◆ Problem statement ◆
Give back a single number, the count of lines containing the word "Bankası".

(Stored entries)
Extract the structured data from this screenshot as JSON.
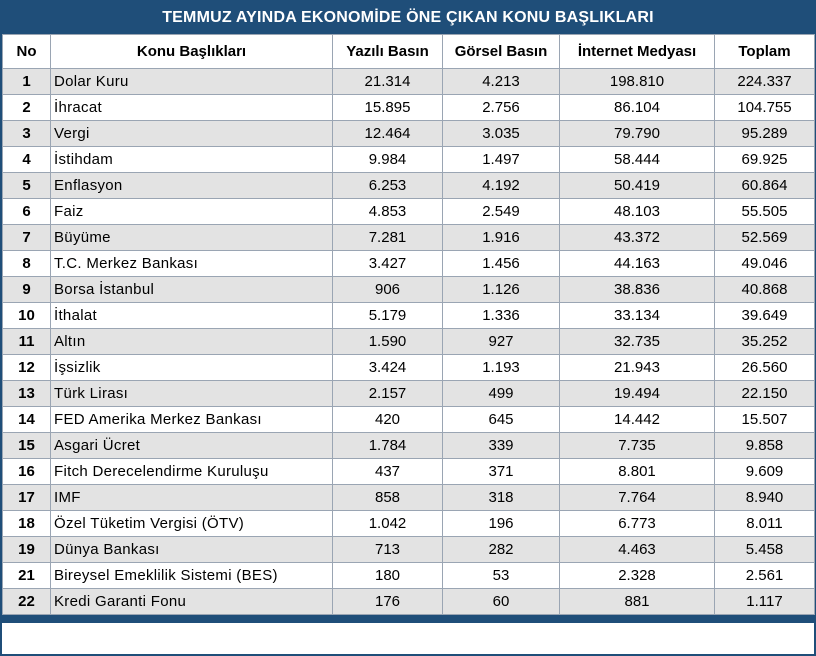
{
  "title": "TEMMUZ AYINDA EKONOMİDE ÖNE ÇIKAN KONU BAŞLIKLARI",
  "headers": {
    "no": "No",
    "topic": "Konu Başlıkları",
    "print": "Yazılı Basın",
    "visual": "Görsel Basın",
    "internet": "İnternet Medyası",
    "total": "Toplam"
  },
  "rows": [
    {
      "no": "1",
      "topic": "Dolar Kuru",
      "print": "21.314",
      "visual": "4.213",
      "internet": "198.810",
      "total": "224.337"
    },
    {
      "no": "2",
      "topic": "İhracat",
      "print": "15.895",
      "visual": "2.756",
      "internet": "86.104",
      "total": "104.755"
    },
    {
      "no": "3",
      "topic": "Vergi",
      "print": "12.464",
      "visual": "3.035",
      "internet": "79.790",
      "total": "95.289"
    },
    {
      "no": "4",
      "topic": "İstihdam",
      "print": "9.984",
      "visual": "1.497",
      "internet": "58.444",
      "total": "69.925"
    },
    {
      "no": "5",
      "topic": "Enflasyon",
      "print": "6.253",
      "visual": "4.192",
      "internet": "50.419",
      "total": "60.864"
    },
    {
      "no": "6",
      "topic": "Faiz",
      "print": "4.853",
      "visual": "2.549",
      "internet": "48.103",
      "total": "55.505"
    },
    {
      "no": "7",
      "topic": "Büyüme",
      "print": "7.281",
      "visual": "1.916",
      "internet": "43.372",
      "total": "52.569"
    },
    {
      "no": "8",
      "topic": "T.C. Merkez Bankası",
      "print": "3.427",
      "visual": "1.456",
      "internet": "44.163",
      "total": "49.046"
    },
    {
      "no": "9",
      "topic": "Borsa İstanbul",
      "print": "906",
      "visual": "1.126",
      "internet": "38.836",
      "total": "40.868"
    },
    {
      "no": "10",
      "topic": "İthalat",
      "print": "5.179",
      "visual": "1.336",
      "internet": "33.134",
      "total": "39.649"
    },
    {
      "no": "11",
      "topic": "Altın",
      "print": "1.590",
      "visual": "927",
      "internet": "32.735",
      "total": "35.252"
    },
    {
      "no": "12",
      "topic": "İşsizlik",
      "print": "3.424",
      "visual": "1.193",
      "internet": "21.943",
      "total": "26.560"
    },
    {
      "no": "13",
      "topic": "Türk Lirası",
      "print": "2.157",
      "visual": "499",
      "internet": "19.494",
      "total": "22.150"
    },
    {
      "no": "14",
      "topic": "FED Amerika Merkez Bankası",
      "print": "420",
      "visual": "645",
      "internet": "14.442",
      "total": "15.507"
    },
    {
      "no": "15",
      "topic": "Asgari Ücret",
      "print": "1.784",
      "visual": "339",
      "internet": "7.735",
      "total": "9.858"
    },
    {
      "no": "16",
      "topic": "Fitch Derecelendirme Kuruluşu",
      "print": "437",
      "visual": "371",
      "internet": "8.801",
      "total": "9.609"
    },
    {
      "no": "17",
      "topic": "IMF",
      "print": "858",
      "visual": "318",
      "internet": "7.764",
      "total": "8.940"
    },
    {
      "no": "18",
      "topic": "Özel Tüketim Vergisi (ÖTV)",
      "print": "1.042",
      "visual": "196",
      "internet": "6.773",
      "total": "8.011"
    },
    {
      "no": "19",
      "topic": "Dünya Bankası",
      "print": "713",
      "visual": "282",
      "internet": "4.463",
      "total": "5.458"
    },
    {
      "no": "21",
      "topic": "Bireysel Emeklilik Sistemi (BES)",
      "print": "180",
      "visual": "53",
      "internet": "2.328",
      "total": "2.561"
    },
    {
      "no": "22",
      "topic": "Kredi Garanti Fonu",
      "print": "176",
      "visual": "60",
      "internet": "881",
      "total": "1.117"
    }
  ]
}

◆ Final result ◆
3